→ **Job**: Filter the entries that follow, copying every line in which the word "into" appears.
• • • • •
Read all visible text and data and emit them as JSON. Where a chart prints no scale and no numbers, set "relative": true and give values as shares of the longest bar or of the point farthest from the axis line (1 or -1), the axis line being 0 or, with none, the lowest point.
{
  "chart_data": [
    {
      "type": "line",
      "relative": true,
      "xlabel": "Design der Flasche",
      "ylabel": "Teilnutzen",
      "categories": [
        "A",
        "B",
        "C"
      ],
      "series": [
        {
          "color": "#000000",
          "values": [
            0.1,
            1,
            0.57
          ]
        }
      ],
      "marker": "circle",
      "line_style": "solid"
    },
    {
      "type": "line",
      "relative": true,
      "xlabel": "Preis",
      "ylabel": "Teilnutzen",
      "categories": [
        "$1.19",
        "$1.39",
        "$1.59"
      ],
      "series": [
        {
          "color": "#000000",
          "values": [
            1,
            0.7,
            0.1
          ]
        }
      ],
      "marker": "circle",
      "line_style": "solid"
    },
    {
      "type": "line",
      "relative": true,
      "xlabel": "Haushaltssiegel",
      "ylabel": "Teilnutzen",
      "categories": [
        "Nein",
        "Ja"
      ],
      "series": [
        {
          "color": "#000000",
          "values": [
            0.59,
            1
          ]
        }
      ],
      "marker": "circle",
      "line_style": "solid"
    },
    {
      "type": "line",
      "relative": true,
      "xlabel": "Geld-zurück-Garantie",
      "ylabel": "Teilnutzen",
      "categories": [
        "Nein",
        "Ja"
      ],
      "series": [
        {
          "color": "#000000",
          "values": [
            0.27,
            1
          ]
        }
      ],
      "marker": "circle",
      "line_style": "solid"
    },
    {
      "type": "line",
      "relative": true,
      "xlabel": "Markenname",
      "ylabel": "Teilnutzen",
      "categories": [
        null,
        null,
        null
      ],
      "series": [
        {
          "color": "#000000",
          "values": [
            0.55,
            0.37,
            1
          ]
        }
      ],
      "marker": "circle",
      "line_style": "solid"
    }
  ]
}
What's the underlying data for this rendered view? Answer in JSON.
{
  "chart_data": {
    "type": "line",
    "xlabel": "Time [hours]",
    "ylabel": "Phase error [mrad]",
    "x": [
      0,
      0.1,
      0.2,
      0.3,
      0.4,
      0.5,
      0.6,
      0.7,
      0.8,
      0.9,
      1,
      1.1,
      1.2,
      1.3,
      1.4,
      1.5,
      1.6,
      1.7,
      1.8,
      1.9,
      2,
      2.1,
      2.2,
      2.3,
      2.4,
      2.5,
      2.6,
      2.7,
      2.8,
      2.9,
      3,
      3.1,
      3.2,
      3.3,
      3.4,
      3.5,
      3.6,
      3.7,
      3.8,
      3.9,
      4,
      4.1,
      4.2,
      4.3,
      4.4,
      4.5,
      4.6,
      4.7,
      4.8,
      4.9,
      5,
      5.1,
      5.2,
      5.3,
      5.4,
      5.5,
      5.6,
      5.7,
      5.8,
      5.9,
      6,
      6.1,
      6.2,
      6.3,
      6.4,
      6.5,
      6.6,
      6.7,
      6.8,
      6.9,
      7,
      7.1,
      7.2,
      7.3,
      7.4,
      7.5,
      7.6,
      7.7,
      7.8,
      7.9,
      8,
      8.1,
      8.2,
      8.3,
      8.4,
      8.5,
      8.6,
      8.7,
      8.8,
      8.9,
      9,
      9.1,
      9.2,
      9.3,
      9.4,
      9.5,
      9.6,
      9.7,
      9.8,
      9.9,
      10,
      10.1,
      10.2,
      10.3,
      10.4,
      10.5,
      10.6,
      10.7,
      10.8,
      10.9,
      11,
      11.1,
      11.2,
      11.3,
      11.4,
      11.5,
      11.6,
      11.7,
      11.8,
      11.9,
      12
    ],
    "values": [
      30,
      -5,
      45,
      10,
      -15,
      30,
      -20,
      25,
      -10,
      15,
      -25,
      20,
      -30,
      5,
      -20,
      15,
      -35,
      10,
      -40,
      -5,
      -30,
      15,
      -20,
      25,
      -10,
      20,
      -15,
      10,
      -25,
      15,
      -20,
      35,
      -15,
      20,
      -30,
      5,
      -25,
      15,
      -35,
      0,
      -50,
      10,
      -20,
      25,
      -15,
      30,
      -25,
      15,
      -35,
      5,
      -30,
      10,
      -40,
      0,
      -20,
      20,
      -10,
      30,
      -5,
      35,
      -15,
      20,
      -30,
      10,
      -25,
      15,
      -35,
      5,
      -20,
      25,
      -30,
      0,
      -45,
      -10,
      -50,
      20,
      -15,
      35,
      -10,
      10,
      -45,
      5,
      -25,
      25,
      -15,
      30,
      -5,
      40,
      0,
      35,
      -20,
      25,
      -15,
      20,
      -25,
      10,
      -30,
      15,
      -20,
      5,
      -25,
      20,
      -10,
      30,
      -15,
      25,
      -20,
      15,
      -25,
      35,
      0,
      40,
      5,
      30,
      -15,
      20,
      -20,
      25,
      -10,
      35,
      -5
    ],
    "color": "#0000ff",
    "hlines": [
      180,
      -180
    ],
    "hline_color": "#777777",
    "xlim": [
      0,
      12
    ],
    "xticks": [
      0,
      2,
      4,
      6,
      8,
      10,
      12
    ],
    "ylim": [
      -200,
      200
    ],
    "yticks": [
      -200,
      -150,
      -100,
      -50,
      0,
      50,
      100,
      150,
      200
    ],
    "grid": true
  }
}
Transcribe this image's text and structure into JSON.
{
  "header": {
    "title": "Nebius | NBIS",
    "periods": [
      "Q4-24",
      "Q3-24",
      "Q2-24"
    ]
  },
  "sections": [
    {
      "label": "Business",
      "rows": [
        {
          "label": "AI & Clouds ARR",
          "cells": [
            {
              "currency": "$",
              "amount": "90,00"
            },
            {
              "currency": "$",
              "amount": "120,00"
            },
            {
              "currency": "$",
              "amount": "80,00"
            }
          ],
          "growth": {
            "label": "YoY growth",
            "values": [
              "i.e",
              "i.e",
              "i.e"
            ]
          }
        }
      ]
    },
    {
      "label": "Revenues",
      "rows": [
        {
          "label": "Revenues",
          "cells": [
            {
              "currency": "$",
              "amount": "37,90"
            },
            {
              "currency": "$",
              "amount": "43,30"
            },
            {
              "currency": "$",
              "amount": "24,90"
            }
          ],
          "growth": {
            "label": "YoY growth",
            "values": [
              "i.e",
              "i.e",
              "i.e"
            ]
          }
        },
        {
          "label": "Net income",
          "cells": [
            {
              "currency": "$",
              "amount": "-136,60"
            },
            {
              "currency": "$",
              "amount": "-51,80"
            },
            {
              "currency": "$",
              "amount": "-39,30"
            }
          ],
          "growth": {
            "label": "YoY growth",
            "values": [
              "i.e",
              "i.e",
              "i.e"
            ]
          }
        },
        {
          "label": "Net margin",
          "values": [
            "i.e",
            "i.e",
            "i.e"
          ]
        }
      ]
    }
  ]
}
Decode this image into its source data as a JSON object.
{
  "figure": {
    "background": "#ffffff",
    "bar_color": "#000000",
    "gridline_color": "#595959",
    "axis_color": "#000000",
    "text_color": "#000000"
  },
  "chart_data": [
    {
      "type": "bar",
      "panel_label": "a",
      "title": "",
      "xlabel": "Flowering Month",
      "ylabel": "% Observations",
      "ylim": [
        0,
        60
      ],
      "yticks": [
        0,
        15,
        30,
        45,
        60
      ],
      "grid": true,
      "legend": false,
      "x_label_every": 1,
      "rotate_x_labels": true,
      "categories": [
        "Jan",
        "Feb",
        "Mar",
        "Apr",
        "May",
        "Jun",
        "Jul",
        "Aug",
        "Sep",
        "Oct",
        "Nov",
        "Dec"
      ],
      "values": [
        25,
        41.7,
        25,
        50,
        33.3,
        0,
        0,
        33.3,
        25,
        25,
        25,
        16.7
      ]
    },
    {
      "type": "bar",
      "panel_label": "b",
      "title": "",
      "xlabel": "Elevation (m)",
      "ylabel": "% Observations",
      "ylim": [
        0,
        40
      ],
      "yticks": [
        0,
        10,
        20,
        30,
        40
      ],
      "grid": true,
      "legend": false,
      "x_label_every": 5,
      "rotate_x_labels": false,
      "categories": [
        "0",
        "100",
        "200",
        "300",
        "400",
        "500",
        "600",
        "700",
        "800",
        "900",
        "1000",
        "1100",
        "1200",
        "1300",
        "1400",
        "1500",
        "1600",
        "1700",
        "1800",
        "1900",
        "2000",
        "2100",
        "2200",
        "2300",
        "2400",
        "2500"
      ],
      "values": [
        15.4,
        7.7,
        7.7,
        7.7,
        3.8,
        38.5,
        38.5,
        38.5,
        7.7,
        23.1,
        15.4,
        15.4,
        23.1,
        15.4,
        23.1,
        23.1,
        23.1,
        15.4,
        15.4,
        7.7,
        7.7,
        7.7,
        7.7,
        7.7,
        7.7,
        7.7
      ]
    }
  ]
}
• • • • •
→ **Expected answer**:
Transcribe this image's text and structure into JSON.
Decode this image into its source data as a JSON object.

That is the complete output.